> Directions
Locate all lines with the word "Träger" and copy them out.

> The data
****************************************
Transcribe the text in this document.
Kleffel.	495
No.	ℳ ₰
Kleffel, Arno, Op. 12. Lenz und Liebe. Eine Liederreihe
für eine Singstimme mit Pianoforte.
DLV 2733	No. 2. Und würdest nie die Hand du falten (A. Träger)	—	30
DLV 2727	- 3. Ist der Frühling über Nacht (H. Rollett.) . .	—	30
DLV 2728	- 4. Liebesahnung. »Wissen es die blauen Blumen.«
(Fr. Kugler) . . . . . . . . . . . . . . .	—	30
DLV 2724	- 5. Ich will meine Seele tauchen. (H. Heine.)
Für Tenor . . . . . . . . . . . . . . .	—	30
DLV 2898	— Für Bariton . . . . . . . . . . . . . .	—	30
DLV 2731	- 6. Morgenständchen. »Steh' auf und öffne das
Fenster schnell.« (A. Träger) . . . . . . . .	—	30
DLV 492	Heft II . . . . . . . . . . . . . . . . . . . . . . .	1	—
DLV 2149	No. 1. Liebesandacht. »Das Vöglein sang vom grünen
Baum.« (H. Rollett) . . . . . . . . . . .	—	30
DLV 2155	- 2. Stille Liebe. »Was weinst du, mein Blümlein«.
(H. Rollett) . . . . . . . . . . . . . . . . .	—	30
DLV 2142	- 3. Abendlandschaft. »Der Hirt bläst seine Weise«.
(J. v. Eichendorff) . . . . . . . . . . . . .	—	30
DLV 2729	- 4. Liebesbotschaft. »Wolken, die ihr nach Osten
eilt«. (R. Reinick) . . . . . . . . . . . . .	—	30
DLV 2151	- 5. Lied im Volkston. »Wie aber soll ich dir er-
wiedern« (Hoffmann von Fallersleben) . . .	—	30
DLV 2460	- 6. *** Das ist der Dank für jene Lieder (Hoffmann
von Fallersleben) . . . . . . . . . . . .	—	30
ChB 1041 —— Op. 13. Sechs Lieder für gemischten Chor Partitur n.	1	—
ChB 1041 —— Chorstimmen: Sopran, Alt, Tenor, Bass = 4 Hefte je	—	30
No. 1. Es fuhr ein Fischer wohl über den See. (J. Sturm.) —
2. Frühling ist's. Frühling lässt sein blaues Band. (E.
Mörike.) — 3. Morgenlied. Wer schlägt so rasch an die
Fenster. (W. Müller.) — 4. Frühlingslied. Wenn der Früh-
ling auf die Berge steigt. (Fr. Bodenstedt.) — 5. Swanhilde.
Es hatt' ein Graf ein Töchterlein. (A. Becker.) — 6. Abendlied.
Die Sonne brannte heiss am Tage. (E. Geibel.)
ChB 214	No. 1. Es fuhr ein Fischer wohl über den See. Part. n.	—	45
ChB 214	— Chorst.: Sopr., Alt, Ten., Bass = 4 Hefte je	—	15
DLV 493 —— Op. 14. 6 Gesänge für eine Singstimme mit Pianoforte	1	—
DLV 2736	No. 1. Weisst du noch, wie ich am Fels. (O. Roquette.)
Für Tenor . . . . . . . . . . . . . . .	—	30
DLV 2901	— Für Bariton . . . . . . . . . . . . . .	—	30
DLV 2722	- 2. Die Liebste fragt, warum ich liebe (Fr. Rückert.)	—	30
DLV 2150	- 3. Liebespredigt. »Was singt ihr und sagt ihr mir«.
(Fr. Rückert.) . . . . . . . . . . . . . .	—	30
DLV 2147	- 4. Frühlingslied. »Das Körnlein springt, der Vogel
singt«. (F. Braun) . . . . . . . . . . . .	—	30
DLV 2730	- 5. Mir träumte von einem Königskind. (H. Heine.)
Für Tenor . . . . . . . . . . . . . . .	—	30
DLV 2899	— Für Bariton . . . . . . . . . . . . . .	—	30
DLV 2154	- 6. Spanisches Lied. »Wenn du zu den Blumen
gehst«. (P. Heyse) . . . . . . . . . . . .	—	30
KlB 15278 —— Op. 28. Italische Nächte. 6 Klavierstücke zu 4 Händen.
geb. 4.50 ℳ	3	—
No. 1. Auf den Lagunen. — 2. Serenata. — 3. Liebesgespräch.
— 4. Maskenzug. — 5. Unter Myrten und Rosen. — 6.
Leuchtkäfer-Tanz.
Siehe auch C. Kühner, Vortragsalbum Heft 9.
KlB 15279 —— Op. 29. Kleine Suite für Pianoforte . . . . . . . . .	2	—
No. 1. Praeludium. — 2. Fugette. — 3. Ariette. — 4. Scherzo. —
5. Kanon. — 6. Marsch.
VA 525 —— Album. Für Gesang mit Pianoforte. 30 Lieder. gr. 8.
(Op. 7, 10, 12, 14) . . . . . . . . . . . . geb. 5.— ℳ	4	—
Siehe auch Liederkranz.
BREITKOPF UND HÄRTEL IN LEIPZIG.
****************************************
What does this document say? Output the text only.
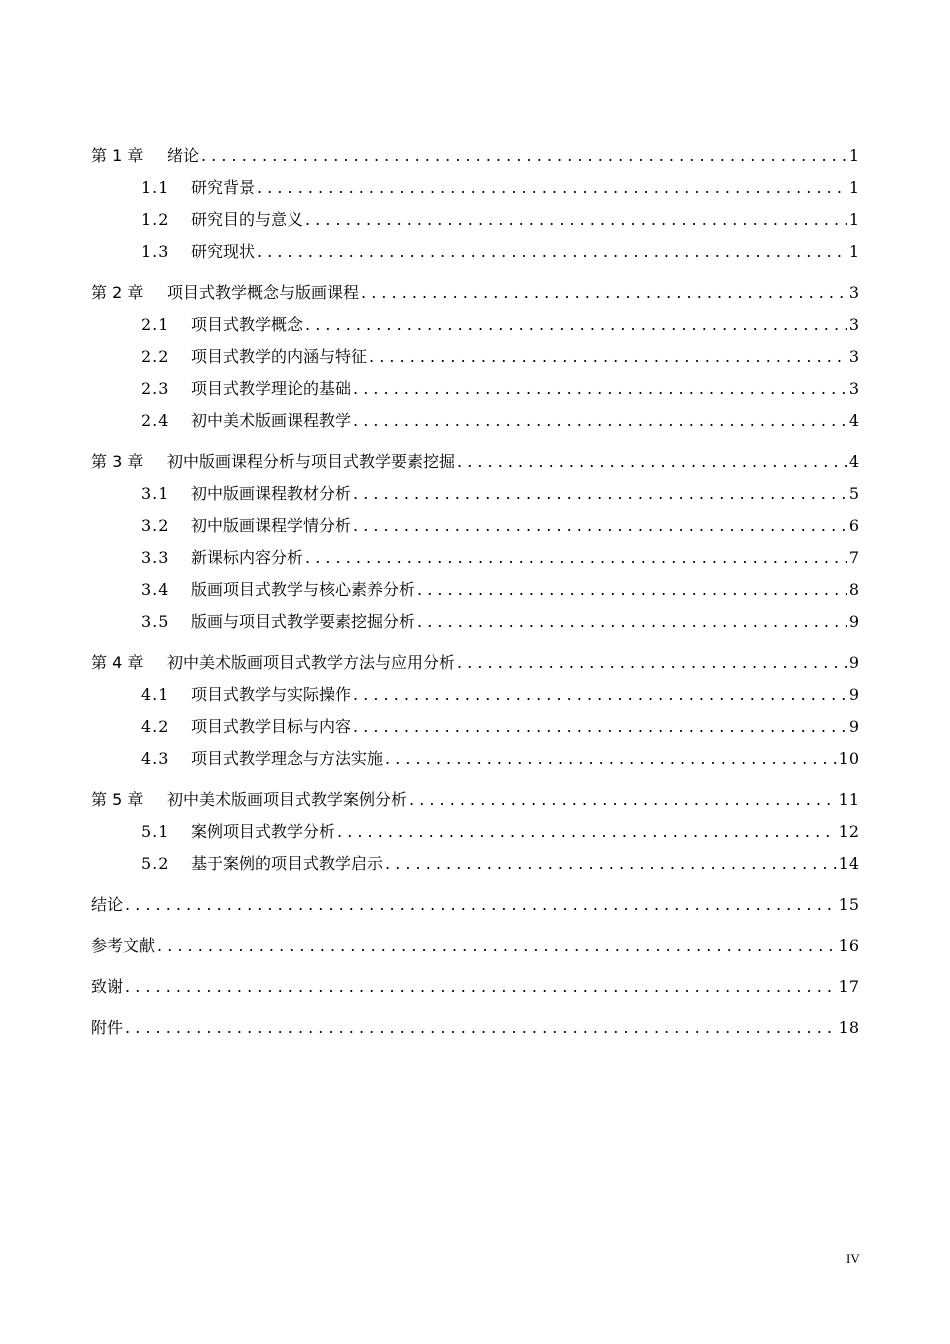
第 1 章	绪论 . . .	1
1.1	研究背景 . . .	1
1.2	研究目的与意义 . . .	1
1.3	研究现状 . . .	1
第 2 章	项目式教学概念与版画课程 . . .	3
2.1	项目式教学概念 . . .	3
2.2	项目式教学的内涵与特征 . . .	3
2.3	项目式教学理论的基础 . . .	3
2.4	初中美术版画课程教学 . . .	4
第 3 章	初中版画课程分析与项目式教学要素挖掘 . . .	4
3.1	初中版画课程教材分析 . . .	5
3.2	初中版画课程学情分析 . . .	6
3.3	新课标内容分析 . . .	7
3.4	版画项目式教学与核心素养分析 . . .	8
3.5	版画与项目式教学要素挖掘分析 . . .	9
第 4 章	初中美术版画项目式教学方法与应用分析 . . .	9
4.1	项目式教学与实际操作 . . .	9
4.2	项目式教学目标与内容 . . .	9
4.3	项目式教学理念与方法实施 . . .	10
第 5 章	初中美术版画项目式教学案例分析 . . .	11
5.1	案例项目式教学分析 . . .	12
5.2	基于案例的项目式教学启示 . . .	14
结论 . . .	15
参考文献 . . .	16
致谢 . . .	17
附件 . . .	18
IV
****************************************
> Result
DLV 2733	No. 2. Und würdest nie die Hand du falten (A. Träger)	—	30
Fenster schnell.« (A. Träger) . . . . . . . .	—	30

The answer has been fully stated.